■ INSTRUCTIONS FOR THE TASK
Please reproduce every line of the data below word for word, leaving nothing out.

Listings of elements and their boxes
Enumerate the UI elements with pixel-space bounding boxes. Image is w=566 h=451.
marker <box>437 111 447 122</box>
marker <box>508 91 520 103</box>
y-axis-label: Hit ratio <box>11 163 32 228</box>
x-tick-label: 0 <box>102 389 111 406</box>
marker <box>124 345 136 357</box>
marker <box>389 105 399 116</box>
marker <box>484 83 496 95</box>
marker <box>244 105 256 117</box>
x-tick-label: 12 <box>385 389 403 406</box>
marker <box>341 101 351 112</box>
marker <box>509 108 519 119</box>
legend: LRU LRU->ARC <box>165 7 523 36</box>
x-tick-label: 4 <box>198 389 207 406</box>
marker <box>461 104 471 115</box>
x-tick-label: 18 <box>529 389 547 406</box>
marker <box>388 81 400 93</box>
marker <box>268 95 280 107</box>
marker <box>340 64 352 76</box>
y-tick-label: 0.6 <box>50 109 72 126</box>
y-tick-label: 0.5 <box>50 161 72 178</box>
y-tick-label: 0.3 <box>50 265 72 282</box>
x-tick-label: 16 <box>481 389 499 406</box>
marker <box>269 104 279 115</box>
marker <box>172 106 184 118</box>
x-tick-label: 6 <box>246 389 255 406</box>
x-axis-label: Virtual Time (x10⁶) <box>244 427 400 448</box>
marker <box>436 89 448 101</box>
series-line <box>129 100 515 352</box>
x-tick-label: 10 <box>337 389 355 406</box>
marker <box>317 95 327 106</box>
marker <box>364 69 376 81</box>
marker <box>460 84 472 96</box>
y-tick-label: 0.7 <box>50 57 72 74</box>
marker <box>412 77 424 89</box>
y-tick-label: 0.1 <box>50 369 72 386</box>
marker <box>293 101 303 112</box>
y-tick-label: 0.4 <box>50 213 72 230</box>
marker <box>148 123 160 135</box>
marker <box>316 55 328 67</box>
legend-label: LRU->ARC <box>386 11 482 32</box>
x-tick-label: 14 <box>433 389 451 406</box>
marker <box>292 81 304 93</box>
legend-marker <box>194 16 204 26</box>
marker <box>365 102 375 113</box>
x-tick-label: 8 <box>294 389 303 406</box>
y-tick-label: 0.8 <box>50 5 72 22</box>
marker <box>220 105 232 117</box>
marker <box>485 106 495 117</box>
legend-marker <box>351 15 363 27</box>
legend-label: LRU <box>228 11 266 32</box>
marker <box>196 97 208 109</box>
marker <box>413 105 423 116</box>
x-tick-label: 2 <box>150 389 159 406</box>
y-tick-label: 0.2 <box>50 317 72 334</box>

■ IN RESPONSE
Enumerate the UI elements with pixel-space bounding boxes. Image is w=566 h=451.
marker <box>437 111 447 122</box>
marker <box>508 91 520 103</box>
y-axis-label: Hit ratio <box>11 163 32 228</box>
x-tick-label: 0 <box>102 389 111 406</box>
marker <box>124 345 136 357</box>
marker <box>389 105 399 116</box>
marker <box>484 83 496 95</box>
marker <box>244 105 256 117</box>
x-tick-label: 12 <box>385 389 403 406</box>
marker <box>341 101 351 112</box>
marker <box>509 108 519 119</box>
legend: LRU LRU->ARC <box>165 7 523 36</box>
x-tick-label: 4 <box>198 389 207 406</box>
marker <box>461 104 471 115</box>
x-tick-label: 18 <box>529 389 547 406</box>
marker <box>388 81 400 93</box>
marker <box>268 95 280 107</box>
marker <box>340 64 352 76</box>
y-tick-label: 0.6 <box>50 109 72 126</box>
y-tick-label: 0.5 <box>50 161 72 178</box>
y-tick-label: 0.3 <box>50 265 72 282</box>
x-tick-label: 16 <box>481 389 499 406</box>
marker <box>269 104 279 115</box>
marker <box>172 106 184 118</box>
x-tick-label: 6 <box>246 389 255 406</box>
x-axis-label: Virtual Time (x10⁶) <box>244 427 400 448</box>
marker <box>436 89 448 101</box>
series-line <box>129 100 515 352</box>
x-tick-label: 10 <box>337 389 355 406</box>
marker <box>317 95 327 106</box>
marker <box>364 69 376 81</box>
marker <box>460 84 472 96</box>
y-tick-label: 0.7 <box>50 57 72 74</box>
marker <box>412 77 424 89</box>
y-tick-label: 0.1 <box>50 369 72 386</box>
marker <box>293 101 303 112</box>
y-tick-label: 0.4 <box>50 213 72 230</box>
marker <box>148 123 160 135</box>
marker <box>316 55 328 67</box>
legend-label: LRU->ARC <box>386 11 482 32</box>
x-tick-label: 14 <box>433 389 451 406</box>
marker <box>292 81 304 93</box>
legend-marker <box>194 16 204 26</box>
marker <box>365 102 375 113</box>
x-tick-label: 8 <box>294 389 303 406</box>
y-tick-label: 0.8 <box>50 5 72 22</box>
marker <box>220 105 232 117</box>
marker <box>485 106 495 117</box>
legend-marker <box>351 15 363 27</box>
legend-label: LRU <box>228 11 266 32</box>
marker <box>196 97 208 109</box>
marker <box>413 105 423 116</box>
x-tick-label: 2 <box>150 389 159 406</box>
y-tick-label: 0.2 <box>50 317 72 334</box>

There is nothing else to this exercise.